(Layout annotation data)

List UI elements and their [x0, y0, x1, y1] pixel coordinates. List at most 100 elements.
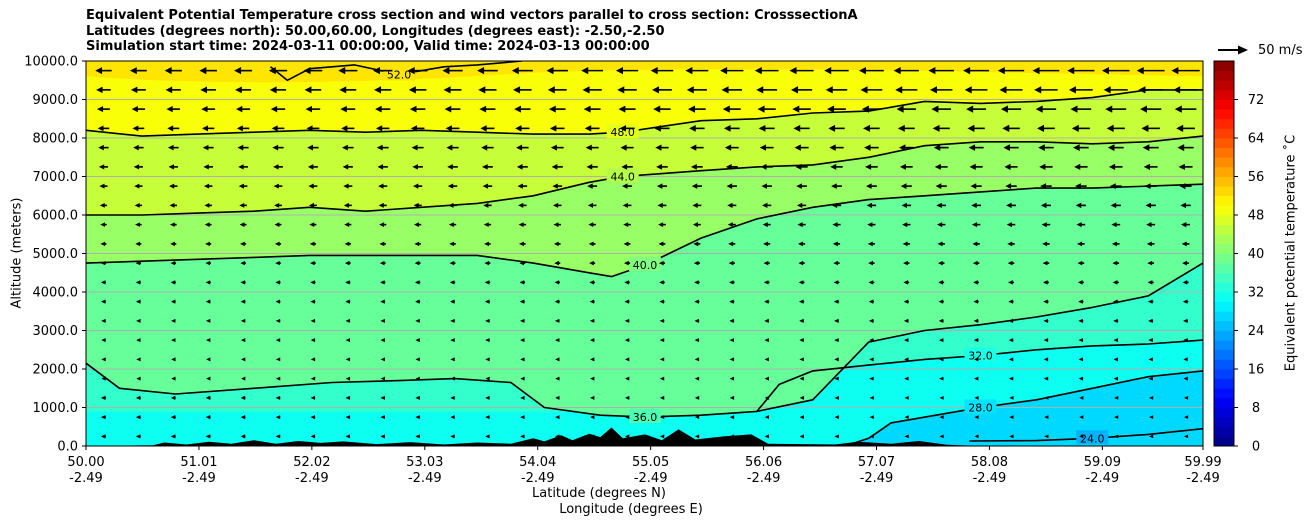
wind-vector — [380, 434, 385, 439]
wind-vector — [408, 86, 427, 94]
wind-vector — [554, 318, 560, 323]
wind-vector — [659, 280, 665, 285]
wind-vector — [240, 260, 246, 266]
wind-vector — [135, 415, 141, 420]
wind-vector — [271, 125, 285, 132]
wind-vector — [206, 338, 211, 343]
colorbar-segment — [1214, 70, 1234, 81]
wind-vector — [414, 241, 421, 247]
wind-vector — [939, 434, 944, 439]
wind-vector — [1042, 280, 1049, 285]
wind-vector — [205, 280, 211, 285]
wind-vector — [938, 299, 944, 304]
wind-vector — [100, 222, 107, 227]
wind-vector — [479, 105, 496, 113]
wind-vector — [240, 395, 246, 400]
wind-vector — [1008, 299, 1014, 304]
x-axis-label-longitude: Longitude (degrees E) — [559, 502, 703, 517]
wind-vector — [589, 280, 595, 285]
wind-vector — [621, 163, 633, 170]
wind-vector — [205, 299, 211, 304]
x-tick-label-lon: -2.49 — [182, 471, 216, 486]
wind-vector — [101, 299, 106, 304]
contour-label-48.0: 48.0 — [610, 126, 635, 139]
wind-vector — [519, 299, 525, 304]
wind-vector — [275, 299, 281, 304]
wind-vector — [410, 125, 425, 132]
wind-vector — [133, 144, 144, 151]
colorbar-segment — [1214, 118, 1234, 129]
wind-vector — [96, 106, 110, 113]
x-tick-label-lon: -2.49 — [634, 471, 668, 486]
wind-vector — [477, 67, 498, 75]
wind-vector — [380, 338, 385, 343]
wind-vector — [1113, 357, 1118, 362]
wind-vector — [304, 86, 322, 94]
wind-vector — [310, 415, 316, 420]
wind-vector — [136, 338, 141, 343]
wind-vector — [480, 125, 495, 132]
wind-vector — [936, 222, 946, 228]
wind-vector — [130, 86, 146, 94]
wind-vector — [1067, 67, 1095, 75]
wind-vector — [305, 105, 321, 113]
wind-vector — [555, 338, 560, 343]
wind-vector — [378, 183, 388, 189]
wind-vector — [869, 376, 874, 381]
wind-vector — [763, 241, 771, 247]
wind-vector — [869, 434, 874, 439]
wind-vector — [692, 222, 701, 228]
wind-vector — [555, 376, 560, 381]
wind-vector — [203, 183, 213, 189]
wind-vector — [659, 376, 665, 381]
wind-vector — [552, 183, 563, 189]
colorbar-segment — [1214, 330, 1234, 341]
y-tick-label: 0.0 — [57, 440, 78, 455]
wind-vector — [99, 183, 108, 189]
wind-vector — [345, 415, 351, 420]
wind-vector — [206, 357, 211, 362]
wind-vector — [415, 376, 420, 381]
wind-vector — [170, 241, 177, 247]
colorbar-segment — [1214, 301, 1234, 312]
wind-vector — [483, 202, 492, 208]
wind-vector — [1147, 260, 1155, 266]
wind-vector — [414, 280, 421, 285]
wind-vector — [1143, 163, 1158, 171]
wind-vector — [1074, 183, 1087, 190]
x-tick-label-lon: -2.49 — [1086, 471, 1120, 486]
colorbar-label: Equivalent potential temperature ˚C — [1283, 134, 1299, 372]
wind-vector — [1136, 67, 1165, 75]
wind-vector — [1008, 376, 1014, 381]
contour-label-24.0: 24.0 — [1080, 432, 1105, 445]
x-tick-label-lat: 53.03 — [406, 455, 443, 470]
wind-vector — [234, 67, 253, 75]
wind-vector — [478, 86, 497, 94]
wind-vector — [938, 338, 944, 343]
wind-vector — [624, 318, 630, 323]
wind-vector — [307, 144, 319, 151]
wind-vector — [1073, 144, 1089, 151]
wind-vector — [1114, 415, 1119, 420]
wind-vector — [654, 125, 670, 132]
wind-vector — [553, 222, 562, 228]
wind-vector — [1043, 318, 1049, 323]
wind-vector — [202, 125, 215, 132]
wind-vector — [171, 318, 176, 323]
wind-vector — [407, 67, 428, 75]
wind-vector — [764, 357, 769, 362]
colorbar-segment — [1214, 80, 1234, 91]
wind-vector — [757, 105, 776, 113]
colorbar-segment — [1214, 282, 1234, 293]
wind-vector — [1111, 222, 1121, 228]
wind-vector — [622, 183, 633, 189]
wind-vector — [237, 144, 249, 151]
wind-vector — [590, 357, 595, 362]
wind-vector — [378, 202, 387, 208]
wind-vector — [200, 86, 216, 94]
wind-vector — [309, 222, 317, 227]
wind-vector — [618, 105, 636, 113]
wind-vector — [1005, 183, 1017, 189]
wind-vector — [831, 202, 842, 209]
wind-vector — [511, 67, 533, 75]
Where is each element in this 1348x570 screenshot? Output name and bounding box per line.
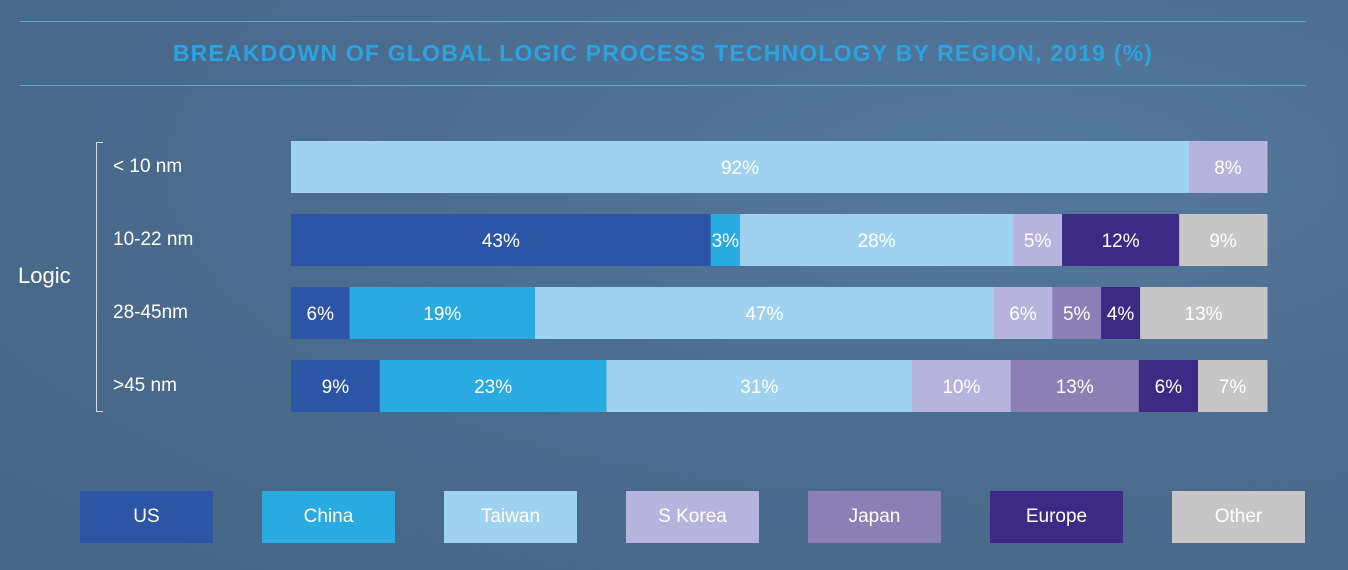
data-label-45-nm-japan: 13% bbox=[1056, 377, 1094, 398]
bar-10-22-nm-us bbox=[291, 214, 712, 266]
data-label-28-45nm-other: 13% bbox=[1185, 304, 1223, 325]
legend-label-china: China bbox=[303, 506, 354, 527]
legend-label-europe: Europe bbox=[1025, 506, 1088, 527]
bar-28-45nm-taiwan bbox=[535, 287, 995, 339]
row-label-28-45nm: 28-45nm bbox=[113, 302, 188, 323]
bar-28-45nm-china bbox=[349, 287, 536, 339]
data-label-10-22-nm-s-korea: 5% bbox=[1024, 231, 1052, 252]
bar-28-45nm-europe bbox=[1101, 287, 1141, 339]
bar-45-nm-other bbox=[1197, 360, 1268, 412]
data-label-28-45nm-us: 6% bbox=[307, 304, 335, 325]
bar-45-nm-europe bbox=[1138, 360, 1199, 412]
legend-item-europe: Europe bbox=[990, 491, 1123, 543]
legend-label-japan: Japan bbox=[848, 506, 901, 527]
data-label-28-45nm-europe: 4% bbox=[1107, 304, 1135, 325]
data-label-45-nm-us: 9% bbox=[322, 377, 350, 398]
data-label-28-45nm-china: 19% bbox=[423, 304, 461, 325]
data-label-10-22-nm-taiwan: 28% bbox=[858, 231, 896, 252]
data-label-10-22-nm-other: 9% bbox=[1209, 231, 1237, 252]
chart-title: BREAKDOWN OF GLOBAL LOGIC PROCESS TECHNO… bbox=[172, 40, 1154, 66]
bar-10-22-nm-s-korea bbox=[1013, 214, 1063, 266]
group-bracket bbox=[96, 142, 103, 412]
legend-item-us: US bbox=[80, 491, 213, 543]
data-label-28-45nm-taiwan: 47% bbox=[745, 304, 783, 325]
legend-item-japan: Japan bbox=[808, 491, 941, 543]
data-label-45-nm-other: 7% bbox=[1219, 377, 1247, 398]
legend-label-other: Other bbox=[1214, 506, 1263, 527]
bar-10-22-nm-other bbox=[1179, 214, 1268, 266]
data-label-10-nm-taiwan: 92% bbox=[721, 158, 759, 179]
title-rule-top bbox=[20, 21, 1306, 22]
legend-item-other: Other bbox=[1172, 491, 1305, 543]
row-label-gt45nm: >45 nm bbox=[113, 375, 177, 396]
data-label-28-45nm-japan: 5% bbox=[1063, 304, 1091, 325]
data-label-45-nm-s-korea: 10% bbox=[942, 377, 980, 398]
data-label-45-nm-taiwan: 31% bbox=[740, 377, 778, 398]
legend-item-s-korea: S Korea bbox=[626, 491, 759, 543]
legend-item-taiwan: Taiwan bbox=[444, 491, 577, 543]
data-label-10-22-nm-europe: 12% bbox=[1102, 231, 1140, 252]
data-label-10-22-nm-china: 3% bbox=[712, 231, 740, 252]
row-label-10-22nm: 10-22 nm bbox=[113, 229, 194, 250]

## TASK DETAILS
Please format the entries above as a JSON list of strings, one string per line, starting at the line containing "wind-vector — [380, 434, 385, 439]" and ending at the line containing "wind-vector — [414, 241, 421, 247]", with blank lines left out.

## OUTPUT FOR THIS EXERCISE
[
  "wind-vector — [380, 434, 385, 439]",
  "wind-vector — [408, 86, 427, 94]",
  "wind-vector — [554, 318, 560, 323]",
  "wind-vector — [659, 280, 665, 285]",
  "wind-vector — [240, 260, 246, 266]",
  "wind-vector — [135, 415, 141, 420]",
  "wind-vector — [271, 125, 285, 132]",
  "wind-vector — [206, 338, 211, 343]",
  "colorbar-segment — [1214, 70, 1234, 81]",
  "wind-vector — [414, 241, 421, 247]"
]